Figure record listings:
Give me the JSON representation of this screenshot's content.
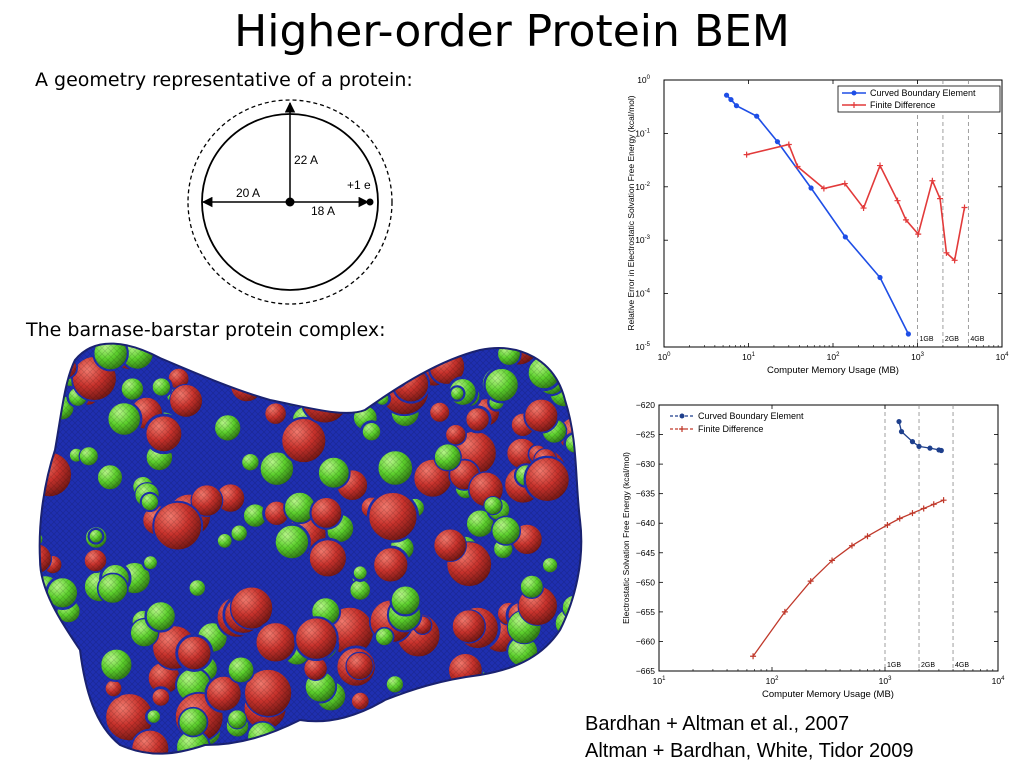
{
  "slide": {
    "title": "Higher-order Protein BEM",
    "geometry_label": "A geometry representative of a protein:",
    "complex_label": "The barnase-barstar protein complex:",
    "citations": [
      "Bardhan + Altman et al., 2007",
      "Altman + Bardhan, White, Tidor 2009"
    ]
  },
  "geometry": {
    "vertical_label": "22 A",
    "left_label": "20 A",
    "right_label": "18 A",
    "charge_label": "+1 e"
  },
  "protein_image": {
    "description": "molecular surface mesh",
    "colors": {
      "primary": "#c8322c",
      "secondary": "#62d62e",
      "tertiary": "#1f2fb0"
    }
  },
  "chart_data": [
    {
      "type": "line",
      "xlabel": "Computer Memory Usage (MB)",
      "ylabel": "Relative Error in Electrostatic Solvation Free Energy (kcal/mol)",
      "x_scale": "log",
      "y_scale": "log",
      "xlim": [
        1,
        10000
      ],
      "ylim": [
        1e-05,
        1
      ],
      "x_ticks": [
        "10^0",
        "10^1",
        "10^2",
        "10^3",
        "10^4"
      ],
      "y_ticks": [
        "10^0",
        "10^-1",
        "10^-2",
        "10^-3",
        "10^-4",
        "10^-5"
      ],
      "legend_position": "top-right",
      "memory_markers": [
        {
          "x": 1000,
          "label": "1GB"
        },
        {
          "x": 2000,
          "label": "2GB"
        },
        {
          "x": 4000,
          "label": "4GB"
        }
      ],
      "series": [
        {
          "name": "Curved Boundary Element",
          "color": "#1e4ee6",
          "marker": "dot",
          "x": [
            5.5,
            6.2,
            7.2,
            12.5,
            22,
            55,
            140,
            360,
            780
          ],
          "y": [
            0.52,
            0.43,
            0.33,
            0.21,
            0.07,
            0.0095,
            0.00115,
            0.0002,
            1.75e-05
          ]
        },
        {
          "name": "Finite Difference",
          "color": "#e23a3a",
          "marker": "plus",
          "x": [
            9.5,
            30,
            38,
            78,
            138,
            230,
            360,
            580,
            730,
            1020,
            1500,
            1850,
            2200,
            2750,
            3600
          ],
          "y": [
            0.04,
            0.062,
            0.024,
            0.0093,
            0.0115,
            0.004,
            0.025,
            0.0055,
            0.0024,
            0.0013,
            0.013,
            0.006,
            0.00058,
            0.00042,
            0.0041
          ]
        }
      ]
    },
    {
      "type": "line",
      "xlabel": "Computer Memory Usage (MB)",
      "ylabel": "Electrostatic Solvation Free Energy (kcal/mol)",
      "x_scale": "log",
      "xlim": [
        10,
        10000
      ],
      "ylim": [
        -665,
        -620
      ],
      "x_ticks": [
        "10^1",
        "10^2",
        "10^3",
        "10^4"
      ],
      "y_ticks": [
        -620,
        -625,
        -630,
        -635,
        -640,
        -645,
        -650,
        -655,
        -660,
        -665
      ],
      "legend_position": "top-left",
      "memory_markers": [
        {
          "x": 1000,
          "label": "1GB"
        },
        {
          "x": 2000,
          "label": "2GB"
        },
        {
          "x": 4000,
          "label": "4GB"
        }
      ],
      "series": [
        {
          "name": "Curved Boundary Element",
          "color": "#1e3f8c",
          "marker": "dot",
          "x": [
            1330,
            1400,
            1750,
            2000,
            2500,
            3000,
            3150
          ],
          "y": [
            -622.8,
            -624.5,
            -626.2,
            -627,
            -627.3,
            -627.6,
            -627.7
          ]
        },
        {
          "name": "Finite Difference",
          "color": "#c0392b",
          "marker": "plus",
          "x": [
            68,
            130,
            220,
            340,
            510,
            700,
            1050,
            1350,
            1750,
            2200,
            2700,
            3300
          ],
          "y": [
            -662.5,
            -655,
            -649.8,
            -646.3,
            -643.8,
            -642.2,
            -640.3,
            -639.2,
            -638.3,
            -637.5,
            -636.8,
            -636.1
          ]
        }
      ]
    }
  ]
}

▸ EXERCISE INSTRUCTIONS
Please print every record above exactly, but leave the pictures out.

▸ SOLVED EXERCISE
Give me the JSON representation of this screenshot's content.
{
  "slide": {
    "title": "Higher-order Protein BEM",
    "geometry_label": "A geometry representative of a protein:",
    "complex_label": "The barnase-barstar protein complex:",
    "citations": [
      "Bardhan + Altman et al., 2007",
      "Altman + Bardhan, White, Tidor 2009"
    ]
  },
  "geometry": {
    "vertical_label": "22 A",
    "left_label": "20 A",
    "right_label": "18 A",
    "charge_label": "+1 e"
  },
  "protein_image": {
    "description": "molecular surface mesh",
    "colors": {
      "primary": "#c8322c",
      "secondary": "#62d62e",
      "tertiary": "#1f2fb0"
    }
  },
  "chart_data": [
    {
      "type": "line",
      "xlabel": "Computer Memory Usage (MB)",
      "ylabel": "Relative Error in Electrostatic Solvation Free Energy (kcal/mol)",
      "x_scale": "log",
      "y_scale": "log",
      "xlim": [
        1,
        10000
      ],
      "ylim": [
        1e-05,
        1
      ],
      "x_ticks": [
        "10^0",
        "10^1",
        "10^2",
        "10^3",
        "10^4"
      ],
      "y_ticks": [
        "10^0",
        "10^-1",
        "10^-2",
        "10^-3",
        "10^-4",
        "10^-5"
      ],
      "legend_position": "top-right",
      "memory_markers": [
        {
          "x": 1000,
          "label": "1GB"
        },
        {
          "x": 2000,
          "label": "2GB"
        },
        {
          "x": 4000,
          "label": "4GB"
        }
      ],
      "series": [
        {
          "name": "Curved Boundary Element",
          "color": "#1e4ee6",
          "marker": "dot",
          "x": [
            5.5,
            6.2,
            7.2,
            12.5,
            22,
            55,
            140,
            360,
            780
          ],
          "y": [
            0.52,
            0.43,
            0.33,
            0.21,
            0.07,
            0.0095,
            0.00115,
            0.0002,
            1.75e-05
          ]
        },
        {
          "name": "Finite Difference",
          "color": "#e23a3a",
          "marker": "plus",
          "x": [
            9.5,
            30,
            38,
            78,
            138,
            230,
            360,
            580,
            730,
            1020,
            1500,
            1850,
            2200,
            2750,
            3600
          ],
          "y": [
            0.04,
            0.062,
            0.024,
            0.0093,
            0.0115,
            0.004,
            0.025,
            0.0055,
            0.0024,
            0.0013,
            0.013,
            0.006,
            0.00058,
            0.00042,
            0.0041
          ]
        }
      ]
    },
    {
      "type": "line",
      "xlabel": "Computer Memory Usage (MB)",
      "ylabel": "Electrostatic Solvation Free Energy (kcal/mol)",
      "x_scale": "log",
      "xlim": [
        10,
        10000
      ],
      "ylim": [
        -665,
        -620
      ],
      "x_ticks": [
        "10^1",
        "10^2",
        "10^3",
        "10^4"
      ],
      "y_ticks": [
        -620,
        -625,
        -630,
        -635,
        -640,
        -645,
        -650,
        -655,
        -660,
        -665
      ],
      "legend_position": "top-left",
      "memory_markers": [
        {
          "x": 1000,
          "label": "1GB"
        },
        {
          "x": 2000,
          "label": "2GB"
        },
        {
          "x": 4000,
          "label": "4GB"
        }
      ],
      "series": [
        {
          "name": "Curved Boundary Element",
          "color": "#1e3f8c",
          "marker": "dot",
          "x": [
            1330,
            1400,
            1750,
            2000,
            2500,
            3000,
            3150
          ],
          "y": [
            -622.8,
            -624.5,
            -626.2,
            -627,
            -627.3,
            -627.6,
            -627.7
          ]
        },
        {
          "name": "Finite Difference",
          "color": "#c0392b",
          "marker": "plus",
          "x": [
            68,
            130,
            220,
            340,
            510,
            700,
            1050,
            1350,
            1750,
            2200,
            2700,
            3300
          ],
          "y": [
            -662.5,
            -655,
            -649.8,
            -646.3,
            -643.8,
            -642.2,
            -640.3,
            -639.2,
            -638.3,
            -637.5,
            -636.8,
            -636.1
          ]
        }
      ]
    }
  ]
}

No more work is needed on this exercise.